** begin Provided entries **

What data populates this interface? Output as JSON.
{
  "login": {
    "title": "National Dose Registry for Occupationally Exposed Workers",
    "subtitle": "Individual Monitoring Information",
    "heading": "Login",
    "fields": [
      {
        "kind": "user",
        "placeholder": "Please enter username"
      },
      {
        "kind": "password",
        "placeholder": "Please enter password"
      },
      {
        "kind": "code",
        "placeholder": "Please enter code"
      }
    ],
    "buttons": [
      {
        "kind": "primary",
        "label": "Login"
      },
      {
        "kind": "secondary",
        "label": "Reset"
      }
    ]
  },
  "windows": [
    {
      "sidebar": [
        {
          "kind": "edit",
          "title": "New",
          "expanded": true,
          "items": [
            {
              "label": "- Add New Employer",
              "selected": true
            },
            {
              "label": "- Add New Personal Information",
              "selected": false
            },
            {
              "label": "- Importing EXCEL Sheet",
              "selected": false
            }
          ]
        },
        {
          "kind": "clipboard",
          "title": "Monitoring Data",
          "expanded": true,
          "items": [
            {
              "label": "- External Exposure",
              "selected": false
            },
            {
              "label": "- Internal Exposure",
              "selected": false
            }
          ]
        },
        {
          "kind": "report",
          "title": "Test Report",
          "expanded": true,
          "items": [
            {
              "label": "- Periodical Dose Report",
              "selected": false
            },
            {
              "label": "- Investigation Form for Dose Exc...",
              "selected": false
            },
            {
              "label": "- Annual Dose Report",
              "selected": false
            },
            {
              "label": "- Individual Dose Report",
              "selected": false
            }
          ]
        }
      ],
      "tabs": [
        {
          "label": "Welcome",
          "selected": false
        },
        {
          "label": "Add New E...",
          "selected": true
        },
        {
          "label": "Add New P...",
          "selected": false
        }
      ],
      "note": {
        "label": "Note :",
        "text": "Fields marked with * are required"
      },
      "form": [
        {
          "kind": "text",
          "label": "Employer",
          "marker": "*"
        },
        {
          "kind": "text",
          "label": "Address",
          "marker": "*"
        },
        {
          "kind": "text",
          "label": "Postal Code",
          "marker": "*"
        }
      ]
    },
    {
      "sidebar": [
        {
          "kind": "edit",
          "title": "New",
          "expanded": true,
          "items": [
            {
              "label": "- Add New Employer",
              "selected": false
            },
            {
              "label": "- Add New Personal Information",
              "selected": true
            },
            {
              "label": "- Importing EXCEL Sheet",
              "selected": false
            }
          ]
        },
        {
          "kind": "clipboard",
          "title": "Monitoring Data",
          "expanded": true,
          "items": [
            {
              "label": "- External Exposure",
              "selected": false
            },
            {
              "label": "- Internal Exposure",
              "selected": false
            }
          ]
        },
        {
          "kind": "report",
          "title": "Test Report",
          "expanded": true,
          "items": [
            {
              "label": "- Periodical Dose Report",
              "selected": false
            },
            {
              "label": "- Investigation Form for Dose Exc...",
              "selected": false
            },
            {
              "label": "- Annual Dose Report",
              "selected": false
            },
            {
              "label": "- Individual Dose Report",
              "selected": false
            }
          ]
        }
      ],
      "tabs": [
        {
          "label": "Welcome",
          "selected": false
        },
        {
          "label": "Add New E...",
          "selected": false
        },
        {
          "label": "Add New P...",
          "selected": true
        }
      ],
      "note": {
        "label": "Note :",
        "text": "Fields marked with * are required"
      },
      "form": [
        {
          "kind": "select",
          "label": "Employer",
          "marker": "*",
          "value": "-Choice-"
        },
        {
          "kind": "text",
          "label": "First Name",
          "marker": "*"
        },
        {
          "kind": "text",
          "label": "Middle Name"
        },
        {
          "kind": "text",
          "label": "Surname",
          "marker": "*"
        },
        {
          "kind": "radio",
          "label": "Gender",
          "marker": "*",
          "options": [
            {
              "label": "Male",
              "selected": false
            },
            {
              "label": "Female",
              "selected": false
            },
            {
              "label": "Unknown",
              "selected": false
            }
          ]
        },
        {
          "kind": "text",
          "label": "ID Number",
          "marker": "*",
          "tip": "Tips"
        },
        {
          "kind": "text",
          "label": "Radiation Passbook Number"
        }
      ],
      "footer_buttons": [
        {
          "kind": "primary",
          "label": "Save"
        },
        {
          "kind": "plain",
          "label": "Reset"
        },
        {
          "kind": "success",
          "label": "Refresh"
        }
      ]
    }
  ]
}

** end Provided entries **

[Given task]
Reproduce the data shown above exactly.

[Solution to this exercise]
What data populates this interface? Output as JSON.
{
  "login": {
    "title": "National Dose Registry for Occupationally Exposed Workers",
    "subtitle": "Individual Monitoring Information",
    "heading": "Login",
    "fields": [
      {
        "kind": "user",
        "placeholder": "Please enter username"
      },
      {
        "kind": "password",
        "placeholder": "Please enter password"
      },
      {
        "kind": "code",
        "placeholder": "Please enter code"
      }
    ],
    "buttons": [
      {
        "kind": "primary",
        "label": "Login"
      },
      {
        "kind": "secondary",
        "label": "Reset"
      }
    ]
  },
  "windows": [
    {
      "sidebar": [
        {
          "kind": "edit",
          "title": "New",
          "expanded": true,
          "items": [
            {
              "label": "- Add New Employer",
              "selected": true
            },
            {
              "label": "- Add New Personal Information",
              "selected": false
            },
            {
              "label": "- Importing EXCEL Sheet",
              "selected": false
            }
          ]
        },
        {
          "kind": "clipboard",
          "title": "Monitoring Data",
          "expanded": true,
          "items": [
            {
              "label": "- External Exposure",
              "selected": false
            },
            {
              "label": "- Internal Exposure",
              "selected": false
            }
          ]
        },
        {
          "kind": "report",
          "title": "Test Report",
          "expanded": true,
          "items": [
            {
              "label": "- Periodical Dose Report",
              "selected": false
            },
            {
              "label": "- Investigation Form for Dose Exc...",
              "selected": false
            },
            {
              "label": "- Annual Dose Report",
              "selected": false
            },
            {
              "label": "- Individual Dose Report",
              "selected": false
            }
          ]
        }
      ],
      "tabs": [
        {
          "label": "Welcome",
          "selected": false
        },
        {
          "label": "Add New E...",
          "selected": true
        },
        {
          "label": "Add New P...",
          "selected": false
        }
      ],
      "note": {
        "label": "Note :",
        "text": "Fields marked with * are required"
      },
      "form": [
        {
          "kind": "text",
          "label": "Employer",
          "marker": "*"
        },
        {
          "kind": "text",
          "label": "Address",
          "marker": "*"
        },
        {
          "kind": "text",
          "label": "Postal Code",
          "marker": "*"
        }
      ]
    },
    {
      "sidebar": [
        {
          "kind": "edit",
          "title": "New",
          "expanded": true,
          "items": [
            {
              "label": "- Add New Employer",
              "selected": false
            },
            {
              "label": "- Add New Personal Information",
              "selected": true
            },
            {
              "label": "- Importing EXCEL Sheet",
              "selected": false
            }
          ]
        },
        {
          "kind": "clipboard",
          "title": "Monitoring Data",
          "expanded": true,
          "items": [
            {
              "label": "- External Exposure",
              "selected": false
            },
            {
              "label": "- Internal Exposure",
              "selected": false
            }
          ]
        },
        {
          "kind": "report",
          "title": "Test Report",
          "expanded": true,
          "items": [
            {
              "label": "- Periodical Dose Report",
              "selected": false
            },
            {
              "label": "- Investigation Form for Dose Exc...",
              "selected": false
            },
            {
              "label": "- Annual Dose Report",
              "selected": false
            },
            {
              "label": "- Individual Dose Report",
              "selected": false
            }
          ]
        }
      ],
      "tabs": [
        {
          "label": "Welcome",
          "selected": false
        },
        {
          "label": "Add New E...",
          "selected": false
        },
        {
          "label": "Add New P...",
          "selected": true
        }
      ],
      "note": {
        "label": "Note :",
        "text": "Fields marked with * are required"
      },
      "form": [
        {
          "kind": "select",
          "label": "Employer",
          "marker": "*",
          "value": "-Choice-"
        },
        {
          "kind": "text",
          "label": "First Name",
          "marker": "*"
        },
        {
          "kind": "text",
          "label": "Middle Name"
        },
        {
          "kind": "text",
          "label": "Surname",
          "marker": "*"
        },
        {
          "kind": "radio",
          "label": "Gender",
          "marker": "*",
          "options": [
            {
              "label": "Male",
              "selected": false
            },
            {
              "label": "Female",
              "selected": false
            },
            {
              "label": "Unknown",
              "selected": false
            }
          ]
        },
        {
          "kind": "text",
          "label": "ID Number",
          "marker": "*",
          "tip": "Tips"
        },
        {
          "kind": "text",
          "label": "Radiation Passbook Number"
        }
      ],
      "footer_buttons": [
        {
          "kind": "primary",
          "label": "Save"
        },
        {
          "kind": "plain",
          "label": "Reset"
        },
        {
          "kind": "success",
          "label": "Refresh"
        }
      ]
    }
  ]
}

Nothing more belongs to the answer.